▸ To do
Go through the material below and copy each line where the word "fichiers" appears.

(Dataset entries)
>> begin
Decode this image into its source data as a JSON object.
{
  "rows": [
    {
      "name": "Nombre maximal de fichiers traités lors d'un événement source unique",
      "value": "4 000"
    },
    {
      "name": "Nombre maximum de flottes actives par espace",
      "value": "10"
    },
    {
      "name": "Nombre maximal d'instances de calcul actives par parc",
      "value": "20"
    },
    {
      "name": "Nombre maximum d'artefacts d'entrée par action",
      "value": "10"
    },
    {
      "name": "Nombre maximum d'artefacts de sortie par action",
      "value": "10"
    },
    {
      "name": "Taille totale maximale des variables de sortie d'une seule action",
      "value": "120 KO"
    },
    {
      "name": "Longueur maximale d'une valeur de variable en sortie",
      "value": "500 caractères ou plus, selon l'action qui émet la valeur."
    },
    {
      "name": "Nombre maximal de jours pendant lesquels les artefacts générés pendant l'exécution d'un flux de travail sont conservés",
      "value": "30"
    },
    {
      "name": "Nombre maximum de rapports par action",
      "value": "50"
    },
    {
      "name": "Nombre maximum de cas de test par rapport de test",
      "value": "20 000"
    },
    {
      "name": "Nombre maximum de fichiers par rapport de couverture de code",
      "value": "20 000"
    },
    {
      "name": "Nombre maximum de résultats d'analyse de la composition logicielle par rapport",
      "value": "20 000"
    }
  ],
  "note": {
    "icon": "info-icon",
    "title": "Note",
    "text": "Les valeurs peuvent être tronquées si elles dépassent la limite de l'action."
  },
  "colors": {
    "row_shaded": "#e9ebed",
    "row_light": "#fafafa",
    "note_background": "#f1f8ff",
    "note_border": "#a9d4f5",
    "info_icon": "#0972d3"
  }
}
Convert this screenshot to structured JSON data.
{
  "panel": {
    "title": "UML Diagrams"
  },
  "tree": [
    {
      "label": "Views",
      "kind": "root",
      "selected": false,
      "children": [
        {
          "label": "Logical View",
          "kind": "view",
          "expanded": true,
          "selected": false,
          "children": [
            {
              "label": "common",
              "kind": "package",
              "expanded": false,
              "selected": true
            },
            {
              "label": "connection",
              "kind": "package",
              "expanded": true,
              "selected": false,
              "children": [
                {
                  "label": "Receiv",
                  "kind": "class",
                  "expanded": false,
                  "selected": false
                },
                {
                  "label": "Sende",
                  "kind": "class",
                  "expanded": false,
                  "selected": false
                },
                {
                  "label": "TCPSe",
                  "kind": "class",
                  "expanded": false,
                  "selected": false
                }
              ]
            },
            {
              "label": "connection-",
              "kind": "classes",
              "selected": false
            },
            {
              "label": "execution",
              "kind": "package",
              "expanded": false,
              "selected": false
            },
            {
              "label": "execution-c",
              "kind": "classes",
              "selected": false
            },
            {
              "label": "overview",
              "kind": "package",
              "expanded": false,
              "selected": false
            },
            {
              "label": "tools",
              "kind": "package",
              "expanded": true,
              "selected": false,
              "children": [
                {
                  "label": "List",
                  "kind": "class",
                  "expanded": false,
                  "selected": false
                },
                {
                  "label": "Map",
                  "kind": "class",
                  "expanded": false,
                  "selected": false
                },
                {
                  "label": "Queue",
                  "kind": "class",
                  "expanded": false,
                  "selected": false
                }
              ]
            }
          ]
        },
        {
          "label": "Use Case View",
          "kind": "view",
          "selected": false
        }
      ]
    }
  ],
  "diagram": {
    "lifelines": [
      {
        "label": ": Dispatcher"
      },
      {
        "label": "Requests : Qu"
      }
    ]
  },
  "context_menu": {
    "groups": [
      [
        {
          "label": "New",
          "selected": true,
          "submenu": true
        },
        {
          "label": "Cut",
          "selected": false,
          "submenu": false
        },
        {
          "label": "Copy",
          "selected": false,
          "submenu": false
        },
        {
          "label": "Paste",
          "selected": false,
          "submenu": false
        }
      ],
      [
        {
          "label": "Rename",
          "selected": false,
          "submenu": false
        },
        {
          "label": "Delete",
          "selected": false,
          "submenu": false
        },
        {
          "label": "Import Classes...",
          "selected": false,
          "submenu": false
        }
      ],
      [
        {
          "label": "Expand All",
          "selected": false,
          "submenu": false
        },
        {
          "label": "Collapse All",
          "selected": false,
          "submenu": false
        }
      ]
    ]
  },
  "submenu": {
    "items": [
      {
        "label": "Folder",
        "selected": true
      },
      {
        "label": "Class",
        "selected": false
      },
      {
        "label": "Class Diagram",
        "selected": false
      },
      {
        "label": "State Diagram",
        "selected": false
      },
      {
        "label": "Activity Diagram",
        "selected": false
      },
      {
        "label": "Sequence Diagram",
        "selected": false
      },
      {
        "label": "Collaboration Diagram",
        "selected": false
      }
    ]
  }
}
>> end
▸ Solution to this exercise
      "name": "Nombre maximal de fichiers traités lors d'un événement source unique",
      "name": "Nombre maximum de fichiers par rapport de couverture de code",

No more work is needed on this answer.